→ **JOB**
Reproduce the listing verbatim.

→ **EXTRACTED ENTRIES**
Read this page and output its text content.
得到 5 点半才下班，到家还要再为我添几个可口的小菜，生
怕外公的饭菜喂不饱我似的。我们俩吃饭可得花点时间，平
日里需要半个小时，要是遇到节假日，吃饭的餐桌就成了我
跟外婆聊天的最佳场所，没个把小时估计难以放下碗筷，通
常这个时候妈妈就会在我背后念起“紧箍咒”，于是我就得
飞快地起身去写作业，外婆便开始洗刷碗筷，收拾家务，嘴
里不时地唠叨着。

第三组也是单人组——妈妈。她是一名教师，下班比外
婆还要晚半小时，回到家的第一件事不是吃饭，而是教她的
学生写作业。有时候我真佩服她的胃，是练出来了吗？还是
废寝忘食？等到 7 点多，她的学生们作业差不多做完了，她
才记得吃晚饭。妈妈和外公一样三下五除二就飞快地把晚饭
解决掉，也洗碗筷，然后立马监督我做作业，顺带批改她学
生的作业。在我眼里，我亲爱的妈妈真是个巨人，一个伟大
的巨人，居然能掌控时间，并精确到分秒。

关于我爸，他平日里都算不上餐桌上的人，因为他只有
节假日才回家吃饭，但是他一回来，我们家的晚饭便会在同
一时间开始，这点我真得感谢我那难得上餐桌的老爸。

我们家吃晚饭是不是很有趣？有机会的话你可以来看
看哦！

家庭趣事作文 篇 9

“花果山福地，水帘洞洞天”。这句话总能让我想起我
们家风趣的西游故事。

→ **WRITTEN RESPONSE**
Read this page and output its text content.
得到 5 点半才下班，到家还要再为我添几个可口的小菜，生
怕外公的饭菜喂不饱我似的。我们俩吃饭可得花点时间，平
日里需要半个小时，要是遇到节假日，吃饭的餐桌就成了我
跟外婆聊天的最佳场所，没个把小时估计难以放下碗筷，通
常这个时候妈妈就会在我背后念起“紧箍咒”，于是我就得
飞快地起身去写作业，外婆便开始洗刷碗筷，收拾家务，嘴
里不时地唠叨着。

第三组也是单人组——妈妈。她是一名教师，下班比外
婆还要晚半小时，回到家的第一件事不是吃饭，而是教她的
学生写作业。有时候我真佩服她的胃，是练出来了吗？还是
废寝忘食？等到 7 点多，她的学生们作业差不多做完了，她
才记得吃晚饭。妈妈和外公一样三下五除二就飞快地把晚饭
解决掉，也洗碗筷，然后立马监督我做作业，顺带批改她学
生的作业。在我眼里，我亲爱的妈妈真是个巨人，一个伟大
的巨人，居然能掌控时间，并精确到分秒。

关于我爸，他平日里都算不上餐桌上的人，因为他只有
节假日才回家吃饭，但是他一回来，我们家的晚饭便会在同
一时间开始，这点我真得感谢我那难得上餐桌的老爸。

我们家吃晚饭是不是很有趣？有机会的话你可以来看
看哦！

家庭趣事作文 篇 9

“花果山福地，水帘洞洞天”。这句话总能让我想起我
们家风趣的西游故事。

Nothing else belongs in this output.